■ **Extracted records**:
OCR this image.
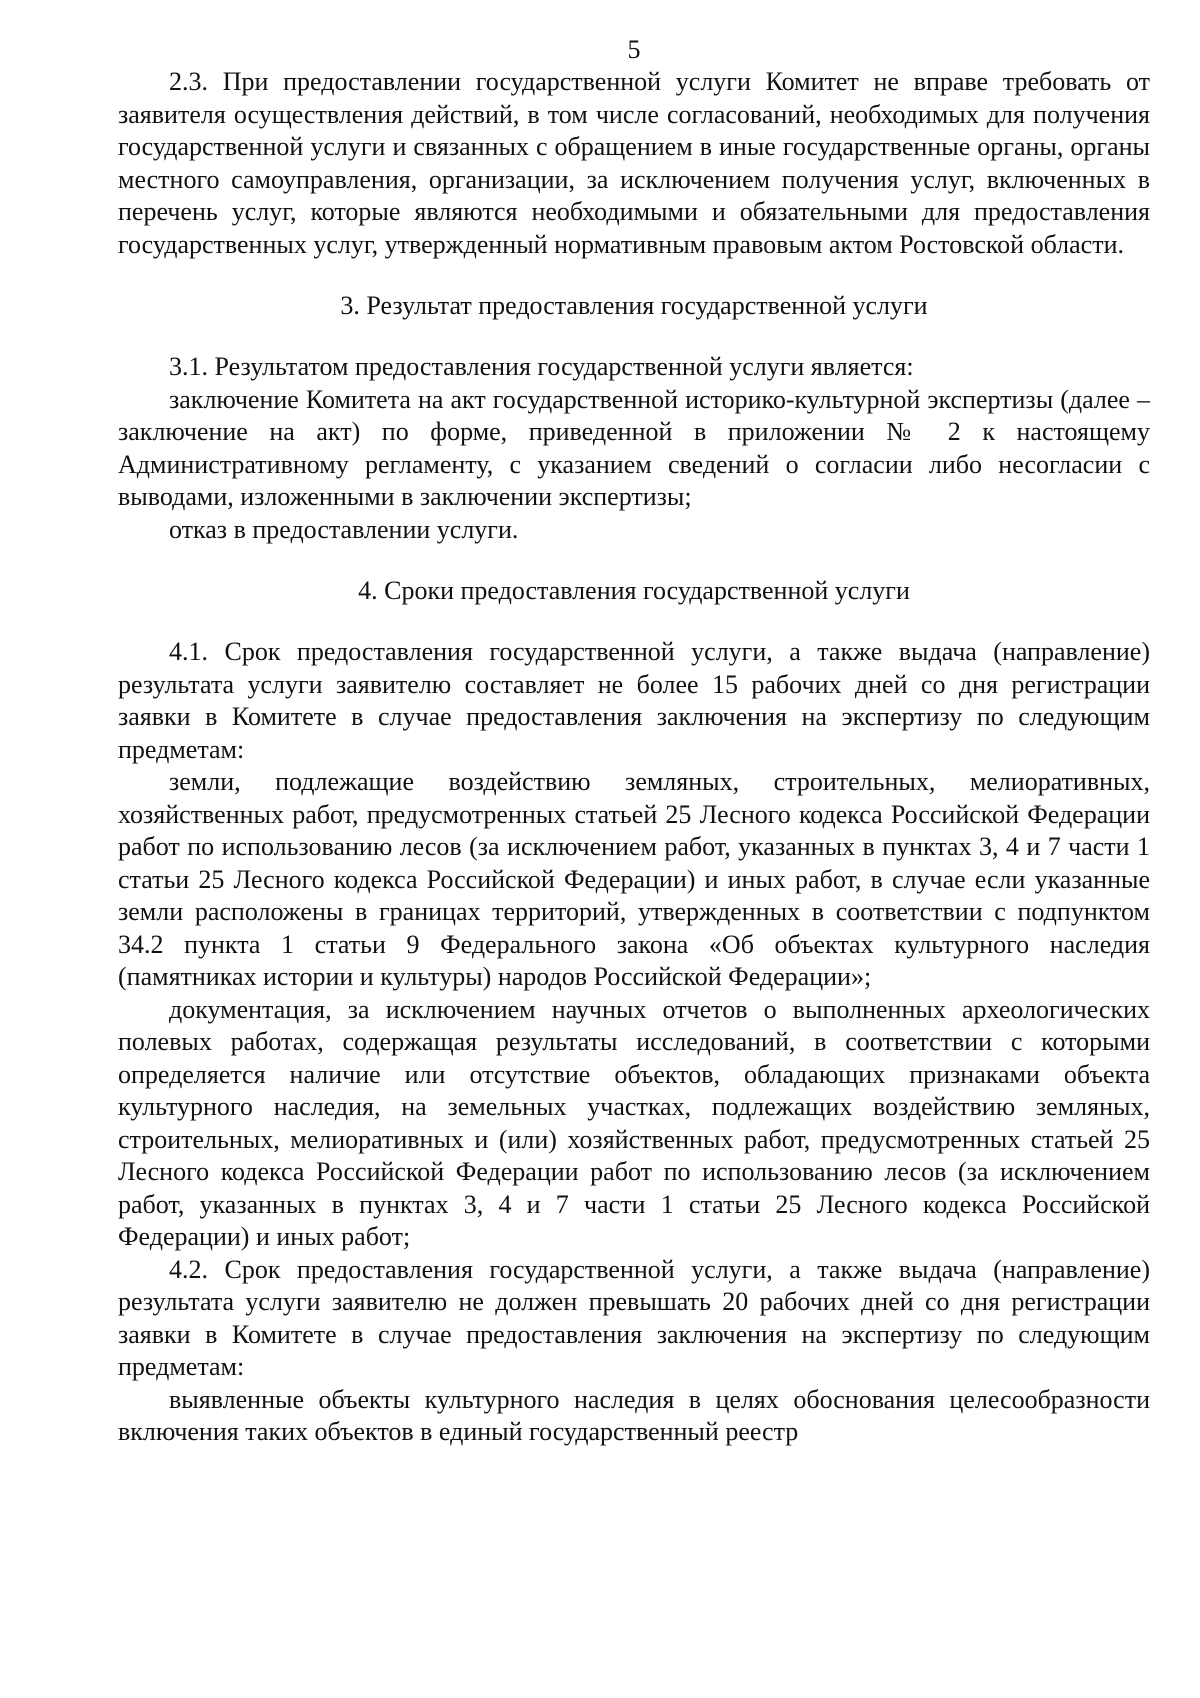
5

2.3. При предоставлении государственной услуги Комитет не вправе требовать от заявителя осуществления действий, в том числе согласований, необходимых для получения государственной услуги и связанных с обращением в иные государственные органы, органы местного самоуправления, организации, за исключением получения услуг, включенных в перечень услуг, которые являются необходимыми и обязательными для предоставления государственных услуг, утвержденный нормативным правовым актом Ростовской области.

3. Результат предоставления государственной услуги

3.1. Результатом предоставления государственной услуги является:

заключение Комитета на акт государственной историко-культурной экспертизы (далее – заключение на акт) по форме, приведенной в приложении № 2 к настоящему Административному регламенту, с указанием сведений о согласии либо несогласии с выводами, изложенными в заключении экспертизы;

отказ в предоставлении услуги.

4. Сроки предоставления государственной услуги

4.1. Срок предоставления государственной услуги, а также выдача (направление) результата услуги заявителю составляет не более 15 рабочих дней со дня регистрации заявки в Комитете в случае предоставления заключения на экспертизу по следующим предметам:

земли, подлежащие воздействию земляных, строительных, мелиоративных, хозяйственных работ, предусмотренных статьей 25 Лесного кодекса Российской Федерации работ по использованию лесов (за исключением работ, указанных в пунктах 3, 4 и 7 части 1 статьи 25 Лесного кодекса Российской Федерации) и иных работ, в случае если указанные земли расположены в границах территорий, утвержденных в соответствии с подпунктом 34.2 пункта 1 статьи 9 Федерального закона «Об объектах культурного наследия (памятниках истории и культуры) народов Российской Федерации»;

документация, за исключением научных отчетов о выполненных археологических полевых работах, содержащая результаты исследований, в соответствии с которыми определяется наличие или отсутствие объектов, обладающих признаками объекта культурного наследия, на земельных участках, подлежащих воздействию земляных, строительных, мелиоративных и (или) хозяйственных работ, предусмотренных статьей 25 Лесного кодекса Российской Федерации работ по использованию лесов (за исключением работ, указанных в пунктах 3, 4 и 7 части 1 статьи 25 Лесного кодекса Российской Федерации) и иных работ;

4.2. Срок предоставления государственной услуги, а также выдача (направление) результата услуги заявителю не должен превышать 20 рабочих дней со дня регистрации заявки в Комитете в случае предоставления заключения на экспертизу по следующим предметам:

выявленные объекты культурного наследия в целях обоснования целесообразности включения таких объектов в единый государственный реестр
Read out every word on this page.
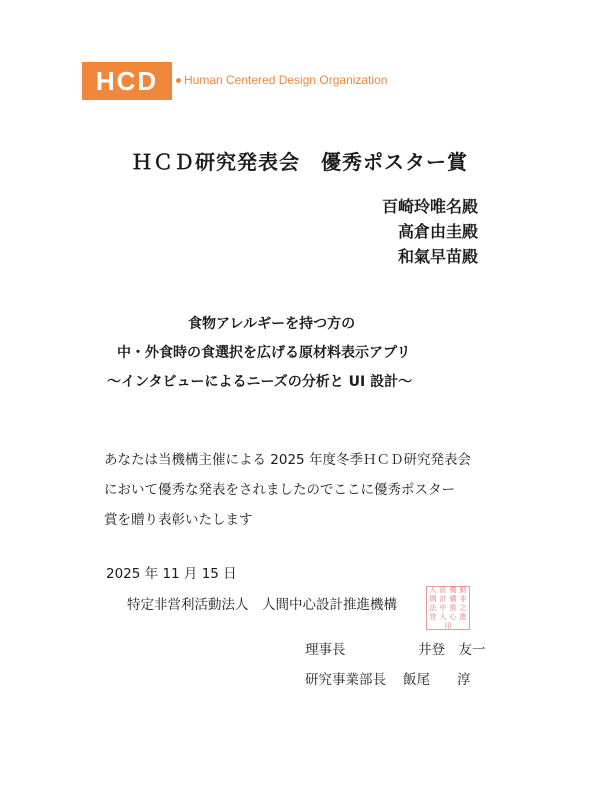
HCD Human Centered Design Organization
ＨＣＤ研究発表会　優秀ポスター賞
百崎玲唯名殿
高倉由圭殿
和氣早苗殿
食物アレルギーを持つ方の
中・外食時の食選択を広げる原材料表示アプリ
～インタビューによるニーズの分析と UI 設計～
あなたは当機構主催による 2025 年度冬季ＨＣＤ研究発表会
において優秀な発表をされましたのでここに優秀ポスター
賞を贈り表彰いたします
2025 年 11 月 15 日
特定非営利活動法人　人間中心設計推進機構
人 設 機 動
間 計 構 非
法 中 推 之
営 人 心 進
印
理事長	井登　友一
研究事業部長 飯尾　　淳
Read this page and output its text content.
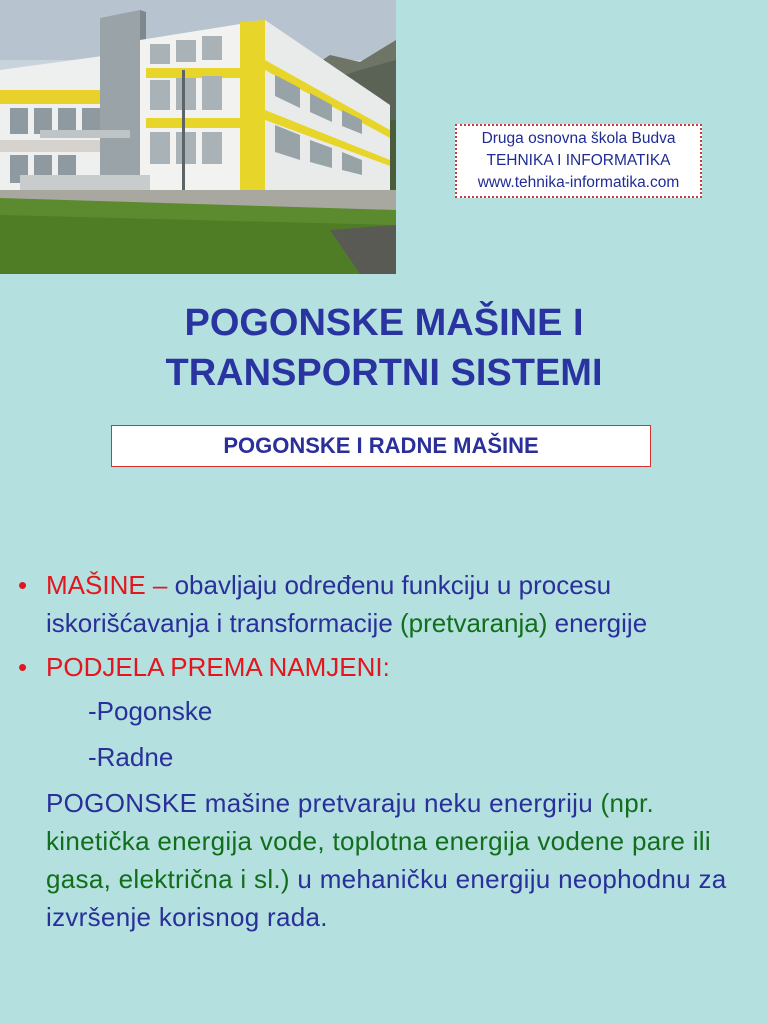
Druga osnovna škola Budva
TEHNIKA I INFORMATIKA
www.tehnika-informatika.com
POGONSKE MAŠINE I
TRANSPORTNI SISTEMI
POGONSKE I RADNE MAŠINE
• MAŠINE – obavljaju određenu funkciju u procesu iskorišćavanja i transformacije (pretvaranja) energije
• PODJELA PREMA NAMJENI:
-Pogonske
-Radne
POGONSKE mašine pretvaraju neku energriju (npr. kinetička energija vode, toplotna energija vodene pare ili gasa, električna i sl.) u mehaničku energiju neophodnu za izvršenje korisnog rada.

■ **WHAT YOU NEED TO DO**:
Work through the records above line by line and count those that hold the string "предоставления". Give only the result.

■ **ANSWER**:
6